::: RECORDED INFORMATION

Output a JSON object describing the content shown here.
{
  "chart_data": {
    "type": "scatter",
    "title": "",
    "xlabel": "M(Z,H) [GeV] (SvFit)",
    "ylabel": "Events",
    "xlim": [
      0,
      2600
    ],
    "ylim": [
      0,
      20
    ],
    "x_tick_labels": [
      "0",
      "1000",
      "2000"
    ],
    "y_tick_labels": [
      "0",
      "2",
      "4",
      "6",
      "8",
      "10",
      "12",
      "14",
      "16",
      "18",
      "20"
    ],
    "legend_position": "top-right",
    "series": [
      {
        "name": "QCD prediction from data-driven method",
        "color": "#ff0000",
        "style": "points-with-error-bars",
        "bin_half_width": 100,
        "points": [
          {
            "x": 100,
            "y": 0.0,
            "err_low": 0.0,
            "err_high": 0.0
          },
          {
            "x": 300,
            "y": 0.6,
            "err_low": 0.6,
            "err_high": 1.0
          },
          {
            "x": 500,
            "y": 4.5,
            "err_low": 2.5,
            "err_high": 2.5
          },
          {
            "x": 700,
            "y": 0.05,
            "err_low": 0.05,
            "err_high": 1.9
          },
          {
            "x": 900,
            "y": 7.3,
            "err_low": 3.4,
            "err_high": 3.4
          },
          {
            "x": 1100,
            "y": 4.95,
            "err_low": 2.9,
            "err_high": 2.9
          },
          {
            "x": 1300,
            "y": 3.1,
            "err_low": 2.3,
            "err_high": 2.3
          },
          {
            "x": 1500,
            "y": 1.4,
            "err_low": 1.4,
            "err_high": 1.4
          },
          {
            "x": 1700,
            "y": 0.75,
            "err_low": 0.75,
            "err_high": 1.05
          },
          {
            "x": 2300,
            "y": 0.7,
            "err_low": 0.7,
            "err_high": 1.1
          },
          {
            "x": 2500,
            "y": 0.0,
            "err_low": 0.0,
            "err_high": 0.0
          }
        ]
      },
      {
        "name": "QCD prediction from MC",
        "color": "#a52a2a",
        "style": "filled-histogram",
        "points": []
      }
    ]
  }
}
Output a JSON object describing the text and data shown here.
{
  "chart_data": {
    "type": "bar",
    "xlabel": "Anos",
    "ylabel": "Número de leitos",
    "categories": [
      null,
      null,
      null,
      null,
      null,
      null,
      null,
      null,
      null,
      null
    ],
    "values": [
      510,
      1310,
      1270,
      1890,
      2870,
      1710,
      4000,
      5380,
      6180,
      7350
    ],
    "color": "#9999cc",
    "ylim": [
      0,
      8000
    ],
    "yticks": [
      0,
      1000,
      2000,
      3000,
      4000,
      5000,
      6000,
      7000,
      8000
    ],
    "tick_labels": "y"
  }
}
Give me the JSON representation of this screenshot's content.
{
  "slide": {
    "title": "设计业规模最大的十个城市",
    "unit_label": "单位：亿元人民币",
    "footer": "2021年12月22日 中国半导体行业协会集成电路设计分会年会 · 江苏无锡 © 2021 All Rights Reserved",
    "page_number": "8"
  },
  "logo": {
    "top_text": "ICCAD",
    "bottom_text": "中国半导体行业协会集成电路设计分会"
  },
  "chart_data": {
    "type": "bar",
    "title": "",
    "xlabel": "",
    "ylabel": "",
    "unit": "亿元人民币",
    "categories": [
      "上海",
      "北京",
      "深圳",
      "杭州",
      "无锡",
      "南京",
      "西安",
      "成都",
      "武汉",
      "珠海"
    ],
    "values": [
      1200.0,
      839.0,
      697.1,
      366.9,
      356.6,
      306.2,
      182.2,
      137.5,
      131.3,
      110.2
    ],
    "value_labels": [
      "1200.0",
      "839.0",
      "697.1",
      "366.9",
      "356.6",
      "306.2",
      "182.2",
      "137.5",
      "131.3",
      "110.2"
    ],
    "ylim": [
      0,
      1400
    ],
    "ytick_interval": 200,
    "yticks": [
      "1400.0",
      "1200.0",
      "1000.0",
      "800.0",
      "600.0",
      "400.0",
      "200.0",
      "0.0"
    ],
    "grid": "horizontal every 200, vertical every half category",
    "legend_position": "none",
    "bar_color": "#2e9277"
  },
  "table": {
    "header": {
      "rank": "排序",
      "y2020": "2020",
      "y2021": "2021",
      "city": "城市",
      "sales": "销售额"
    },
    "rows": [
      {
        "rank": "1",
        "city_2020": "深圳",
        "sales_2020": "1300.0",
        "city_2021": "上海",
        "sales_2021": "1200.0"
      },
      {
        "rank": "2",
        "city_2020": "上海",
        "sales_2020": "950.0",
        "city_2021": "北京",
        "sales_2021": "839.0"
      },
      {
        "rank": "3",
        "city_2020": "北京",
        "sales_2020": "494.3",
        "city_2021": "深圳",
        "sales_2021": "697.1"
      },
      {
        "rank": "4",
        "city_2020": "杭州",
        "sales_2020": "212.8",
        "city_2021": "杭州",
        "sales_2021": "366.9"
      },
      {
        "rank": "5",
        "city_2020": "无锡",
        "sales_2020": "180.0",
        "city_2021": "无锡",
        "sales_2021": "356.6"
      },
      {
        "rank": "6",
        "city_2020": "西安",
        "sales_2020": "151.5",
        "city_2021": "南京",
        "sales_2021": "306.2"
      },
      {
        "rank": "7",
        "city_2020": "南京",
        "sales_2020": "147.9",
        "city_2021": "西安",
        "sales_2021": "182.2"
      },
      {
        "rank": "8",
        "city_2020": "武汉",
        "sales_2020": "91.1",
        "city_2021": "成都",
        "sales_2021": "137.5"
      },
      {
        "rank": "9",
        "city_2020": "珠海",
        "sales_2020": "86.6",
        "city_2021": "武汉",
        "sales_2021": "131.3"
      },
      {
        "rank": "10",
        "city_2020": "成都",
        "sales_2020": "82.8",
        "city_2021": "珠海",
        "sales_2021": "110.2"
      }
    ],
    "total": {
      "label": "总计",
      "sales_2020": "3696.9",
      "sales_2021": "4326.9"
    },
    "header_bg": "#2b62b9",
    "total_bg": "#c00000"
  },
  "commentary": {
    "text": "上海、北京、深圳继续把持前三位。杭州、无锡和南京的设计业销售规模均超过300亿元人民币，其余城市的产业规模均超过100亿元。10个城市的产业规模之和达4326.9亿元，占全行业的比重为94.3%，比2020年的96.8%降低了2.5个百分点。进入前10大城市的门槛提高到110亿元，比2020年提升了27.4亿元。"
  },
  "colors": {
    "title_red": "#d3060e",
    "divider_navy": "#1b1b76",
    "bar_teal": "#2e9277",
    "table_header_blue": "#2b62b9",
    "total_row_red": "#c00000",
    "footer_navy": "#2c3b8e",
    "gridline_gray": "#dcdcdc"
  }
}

::::::

Set out the complete listing exactly as shown.

Output a JSON object describing the content shown here.
{
  "chart_data": {
    "type": "scatter",
    "title": "",
    "xlabel": "M(Z,H) [GeV] (SvFit)",
    "ylabel": "Events",
    "xlim": [
      0,
      2600
    ],
    "ylim": [
      0,
      20
    ],
    "x_tick_labels": [
      "0",
      "1000",
      "2000"
    ],
    "y_tick_labels": [
      "0",
      "2",
      "4",
      "6",
      "8",
      "10",
      "12",
      "14",
      "16",
      "18",
      "20"
    ],
    "legend_position": "top-right",
    "series": [
      {
        "name": "QCD prediction from data-driven method",
        "color": "#ff0000",
        "style": "points-with-error-bars",
        "bin_half_width": 100,
        "points": [
          {
            "x": 100,
            "y": 0.0,
            "err_low": 0.0,
            "err_high": 0.0
          },
          {
            "x": 300,
            "y": 0.6,
            "err_low": 0.6,
            "err_high": 1.0
          },
          {
            "x": 500,
            "y": 4.5,
            "err_low": 2.5,
            "err_high": 2.5
          },
          {
            "x": 700,
            "y": 0.05,
            "err_low": 0.05,
            "err_high": 1.9
          },
          {
            "x": 900,
            "y": 7.3,
            "err_low": 3.4,
            "err_high": 3.4
          },
          {
            "x": 1100,
            "y": 4.95,
            "err_low": 2.9,
            "err_high": 2.9
          },
          {
            "x": 1300,
            "y": 3.1,
            "err_low": 2.3,
            "err_high": 2.3
          },
          {
            "x": 1500,
            "y": 1.4,
            "err_low": 1.4,
            "err_high": 1.4
          },
          {
            "x": 1700,
            "y": 0.75,
            "err_low": 0.75,
            "err_high": 1.05
          },
          {
            "x": 2300,
            "y": 0.7,
            "err_low": 0.7,
            "err_high": 1.1
          },
          {
            "x": 2500,
            "y": 0.0,
            "err_low": 0.0,
            "err_high": 0.0
          }
        ]
      },
      {
        "name": "QCD prediction from MC",
        "color": "#a52a2a",
        "style": "filled-histogram",
        "points": []
      }
    ]
  }
}
Output a JSON object describing the text and data shown here.
{
  "chart_data": {
    "type": "bar",
    "xlabel": "Anos",
    "ylabel": "Número de leitos",
    "categories": [
      null,
      null,
      null,
      null,
      null,
      null,
      null,
      null,
      null,
      null
    ],
    "values": [
      510,
      1310,
      1270,
      1890,
      2870,
      1710,
      4000,
      5380,
      6180,
      7350
    ],
    "color": "#9999cc",
    "ylim": [
      0,
      8000
    ],
    "yticks": [
      0,
      1000,
      2000,
      3000,
      4000,
      5000,
      6000,
      7000,
      8000
    ],
    "tick_labels": "y"
  }
}
Give me the JSON representation of this screenshot's content.
{
  "slide": {
    "title": "设计业规模最大的十个城市",
    "unit_label": "单位：亿元人民币",
    "footer": "2021年12月22日 中国半导体行业协会集成电路设计分会年会 · 江苏无锡 © 2021 All Rights Reserved",
    "page_number": "8"
  },
  "logo": {
    "top_text": "ICCAD",
    "bottom_text": "中国半导体行业协会集成电路设计分会"
  },
  "chart_data": {
    "type": "bar",
    "title": "",
    "xlabel": "",
    "ylabel": "",
    "unit": "亿元人民币",
    "categories": [
      "上海",
      "北京",
      "深圳",
      "杭州",
      "无锡",
      "南京",
      "西安",
      "成都",
      "武汉",
      "珠海"
    ],
    "values": [
      1200.0,
      839.0,
      697.1,
      366.9,
      356.6,
      306.2,
      182.2,
      137.5,
      131.3,
      110.2
    ],
    "value_labels": [
      "1200.0",
      "839.0",
      "697.1",
      "366.9",
      "356.6",
      "306.2",
      "182.2",
      "137.5",
      "131.3",
      "110.2"
    ],
    "ylim": [
      0,
      1400
    ],
    "ytick_interval": 200,
    "yticks": [
      "1400.0",
      "1200.0",
      "1000.0",
      "800.0",
      "600.0",
      "400.0",
      "200.0",
      "0.0"
    ],
    "grid": "horizontal every 200, vertical every half category",
    "legend_position": "none",
    "bar_color": "#2e9277"
  },
  "table": {
    "header": {
      "rank": "排序",
      "y2020": "2020",
      "y2021": "2021",
      "city": "城市",
      "sales": "销售额"
    },
    "rows": [
      {
        "rank": "1",
        "city_2020": "深圳",
        "sales_2020": "1300.0",
        "city_2021": "上海",
        "sales_2021": "1200.0"
      },
      {
        "rank": "2",
        "city_2020": "上海",
        "sales_2020": "950.0",
        "city_2021": "北京",
        "sales_2021": "839.0"
      },
      {
        "rank": "3",
        "city_2020": "北京",
        "sales_2020": "494.3",
        "city_2021": "深圳",
        "sales_2021": "697.1"
      },
      {
        "rank": "4",
        "city_2020": "杭州",
        "sales_2020": "212.8",
        "city_2021": "杭州",
        "sales_2021": "366.9"
      },
      {
        "rank": "5",
        "city_2020": "无锡",
        "sales_2020": "180.0",
        "city_2021": "无锡",
        "sales_2021": "356.6"
      },
      {
        "rank": "6",
        "city_2020": "西安",
        "sales_2020": "151.5",
        "city_2021": "南京",
        "sales_2021": "306.2"
      },
      {
        "rank": "7",
        "city_2020": "南京",
        "sales_2020": "147.9",
        "city_2021": "西安",
        "sales_2021": "182.2"
      },
      {
        "rank": "8",
        "city_2020": "武汉",
        "sales_2020": "91.1",
        "city_2021": "成都",
        "sales_2021": "137.5"
      },
      {
        "rank": "9",
        "city_2020": "珠海",
        "sales_2020": "86.6",
        "city_2021": "武汉",
        "sales_2021": "131.3"
      },
      {
        "rank": "10",
        "city_2020": "成都",
        "sales_2020": "82.8",
        "city_2021": "珠海",
        "sales_2021": "110.2"
      }
    ],
    "total": {
      "label": "总计",
      "sales_2020": "3696.9",
      "sales_2021": "4326.9"
    },
    "header_bg": "#2b62b9",
    "total_bg": "#c00000"
  },
  "commentary": {
    "text": "上海、北京、深圳继续把持前三位。杭州、无锡和南京的设计业销售规模均超过300亿元人民币，其余城市的产业规模均超过100亿元。10个城市的产业规模之和达4326.9亿元，占全行业的比重为94.3%，比2020年的96.8%降低了2.5个百分点。进入前10大城市的门槛提高到110亿元，比2020年提升了27.4亿元。"
  },
  "colors": {
    "title_red": "#d3060e",
    "divider_navy": "#1b1b76",
    "bar_teal": "#2e9277",
    "table_header_blue": "#2b62b9",
    "total_row_red": "#c00000",
    "footer_navy": "#2c3b8e",
    "gridline_gray": "#dcdcdc"
  }
}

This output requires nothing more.